[Provided data start]
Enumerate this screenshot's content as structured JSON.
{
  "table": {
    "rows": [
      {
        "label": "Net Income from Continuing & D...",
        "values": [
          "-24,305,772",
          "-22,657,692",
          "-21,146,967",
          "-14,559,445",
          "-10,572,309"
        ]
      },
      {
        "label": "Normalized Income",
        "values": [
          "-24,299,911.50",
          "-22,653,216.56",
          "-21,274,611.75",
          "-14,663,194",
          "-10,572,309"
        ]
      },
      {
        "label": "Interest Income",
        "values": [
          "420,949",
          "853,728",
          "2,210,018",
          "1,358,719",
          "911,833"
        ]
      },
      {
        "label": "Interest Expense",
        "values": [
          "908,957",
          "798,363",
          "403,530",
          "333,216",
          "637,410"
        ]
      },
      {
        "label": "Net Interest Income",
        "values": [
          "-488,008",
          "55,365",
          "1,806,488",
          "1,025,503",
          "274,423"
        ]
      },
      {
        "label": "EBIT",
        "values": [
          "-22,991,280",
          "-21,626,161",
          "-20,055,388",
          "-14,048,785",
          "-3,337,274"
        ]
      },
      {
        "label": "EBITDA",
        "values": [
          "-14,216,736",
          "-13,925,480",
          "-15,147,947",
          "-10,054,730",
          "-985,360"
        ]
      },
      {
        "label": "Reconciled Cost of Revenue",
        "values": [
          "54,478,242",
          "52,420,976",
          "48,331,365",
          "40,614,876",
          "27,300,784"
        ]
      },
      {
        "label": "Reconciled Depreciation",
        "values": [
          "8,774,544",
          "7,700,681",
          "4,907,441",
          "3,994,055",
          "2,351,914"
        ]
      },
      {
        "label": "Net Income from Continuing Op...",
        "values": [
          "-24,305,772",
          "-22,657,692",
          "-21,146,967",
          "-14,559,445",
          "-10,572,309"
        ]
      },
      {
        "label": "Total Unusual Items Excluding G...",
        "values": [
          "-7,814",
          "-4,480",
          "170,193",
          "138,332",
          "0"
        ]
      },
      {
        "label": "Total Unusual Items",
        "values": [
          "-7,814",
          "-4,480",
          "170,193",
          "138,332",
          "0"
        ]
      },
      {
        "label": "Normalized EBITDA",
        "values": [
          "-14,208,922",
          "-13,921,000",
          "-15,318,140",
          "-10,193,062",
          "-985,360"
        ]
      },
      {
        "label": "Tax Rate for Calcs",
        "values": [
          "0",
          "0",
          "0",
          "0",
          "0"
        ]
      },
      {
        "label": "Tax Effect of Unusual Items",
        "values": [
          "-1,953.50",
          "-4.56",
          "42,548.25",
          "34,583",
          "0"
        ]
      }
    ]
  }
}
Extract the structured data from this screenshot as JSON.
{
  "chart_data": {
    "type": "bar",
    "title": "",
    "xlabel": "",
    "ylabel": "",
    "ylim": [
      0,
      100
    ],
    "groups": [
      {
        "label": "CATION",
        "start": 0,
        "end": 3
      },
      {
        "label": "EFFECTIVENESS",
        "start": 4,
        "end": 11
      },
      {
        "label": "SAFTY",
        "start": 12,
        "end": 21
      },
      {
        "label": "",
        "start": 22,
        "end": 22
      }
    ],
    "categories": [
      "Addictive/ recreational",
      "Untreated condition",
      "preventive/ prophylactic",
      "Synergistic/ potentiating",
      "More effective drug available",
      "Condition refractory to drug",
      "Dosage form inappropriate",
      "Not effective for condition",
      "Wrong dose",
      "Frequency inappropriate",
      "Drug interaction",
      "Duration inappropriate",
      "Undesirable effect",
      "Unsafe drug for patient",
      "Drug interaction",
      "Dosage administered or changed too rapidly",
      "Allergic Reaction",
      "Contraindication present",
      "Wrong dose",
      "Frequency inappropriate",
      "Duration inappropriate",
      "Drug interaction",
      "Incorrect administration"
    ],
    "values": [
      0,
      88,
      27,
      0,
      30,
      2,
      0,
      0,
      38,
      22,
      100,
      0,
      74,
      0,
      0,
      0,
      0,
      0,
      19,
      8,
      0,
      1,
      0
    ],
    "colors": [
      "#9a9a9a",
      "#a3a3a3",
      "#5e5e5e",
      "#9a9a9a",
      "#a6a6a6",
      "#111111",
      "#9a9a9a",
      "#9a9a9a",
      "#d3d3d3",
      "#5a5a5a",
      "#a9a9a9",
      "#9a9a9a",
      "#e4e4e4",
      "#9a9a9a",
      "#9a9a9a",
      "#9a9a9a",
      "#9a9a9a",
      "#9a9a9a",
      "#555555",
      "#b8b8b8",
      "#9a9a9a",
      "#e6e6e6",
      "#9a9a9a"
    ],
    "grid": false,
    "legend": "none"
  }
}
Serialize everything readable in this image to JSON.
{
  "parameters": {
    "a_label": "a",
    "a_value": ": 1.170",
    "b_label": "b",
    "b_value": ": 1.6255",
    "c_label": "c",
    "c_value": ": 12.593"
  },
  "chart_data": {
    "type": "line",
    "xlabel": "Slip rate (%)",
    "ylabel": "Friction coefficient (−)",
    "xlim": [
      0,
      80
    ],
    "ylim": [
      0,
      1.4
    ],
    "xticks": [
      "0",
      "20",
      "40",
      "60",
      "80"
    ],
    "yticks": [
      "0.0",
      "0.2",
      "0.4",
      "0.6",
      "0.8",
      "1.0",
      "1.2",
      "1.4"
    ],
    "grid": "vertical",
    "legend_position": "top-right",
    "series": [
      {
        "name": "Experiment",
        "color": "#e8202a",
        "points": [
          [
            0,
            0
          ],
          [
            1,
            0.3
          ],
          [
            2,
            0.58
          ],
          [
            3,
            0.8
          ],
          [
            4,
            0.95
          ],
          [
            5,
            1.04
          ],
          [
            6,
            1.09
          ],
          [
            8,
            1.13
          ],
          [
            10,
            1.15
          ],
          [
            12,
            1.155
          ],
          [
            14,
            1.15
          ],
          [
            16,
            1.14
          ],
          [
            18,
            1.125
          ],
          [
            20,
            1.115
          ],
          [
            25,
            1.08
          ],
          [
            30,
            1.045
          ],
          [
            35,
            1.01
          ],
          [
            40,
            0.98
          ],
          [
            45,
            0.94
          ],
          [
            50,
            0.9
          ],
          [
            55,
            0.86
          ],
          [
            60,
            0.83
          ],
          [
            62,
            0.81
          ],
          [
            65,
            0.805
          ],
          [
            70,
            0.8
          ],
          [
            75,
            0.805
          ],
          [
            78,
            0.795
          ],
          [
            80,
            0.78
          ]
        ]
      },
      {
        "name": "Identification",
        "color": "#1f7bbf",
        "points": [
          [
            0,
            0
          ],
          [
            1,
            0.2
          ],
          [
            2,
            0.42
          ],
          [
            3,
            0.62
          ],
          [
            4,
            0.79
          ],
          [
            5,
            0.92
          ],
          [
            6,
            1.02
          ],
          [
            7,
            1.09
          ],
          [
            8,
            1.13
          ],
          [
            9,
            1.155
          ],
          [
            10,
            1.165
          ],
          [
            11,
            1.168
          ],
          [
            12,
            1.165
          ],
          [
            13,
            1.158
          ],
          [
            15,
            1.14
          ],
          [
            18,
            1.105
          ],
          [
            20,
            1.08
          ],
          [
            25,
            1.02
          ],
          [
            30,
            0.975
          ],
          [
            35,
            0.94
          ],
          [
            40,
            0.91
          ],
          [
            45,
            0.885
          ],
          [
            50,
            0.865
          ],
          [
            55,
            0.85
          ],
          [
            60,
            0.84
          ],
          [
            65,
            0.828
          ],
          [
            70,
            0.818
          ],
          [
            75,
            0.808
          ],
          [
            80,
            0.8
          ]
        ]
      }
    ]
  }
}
[Provided data end]
Problem details:
Check every line of the material for the string "Interest" and give the number of lines that have it, without anything else.

Exercise output:
3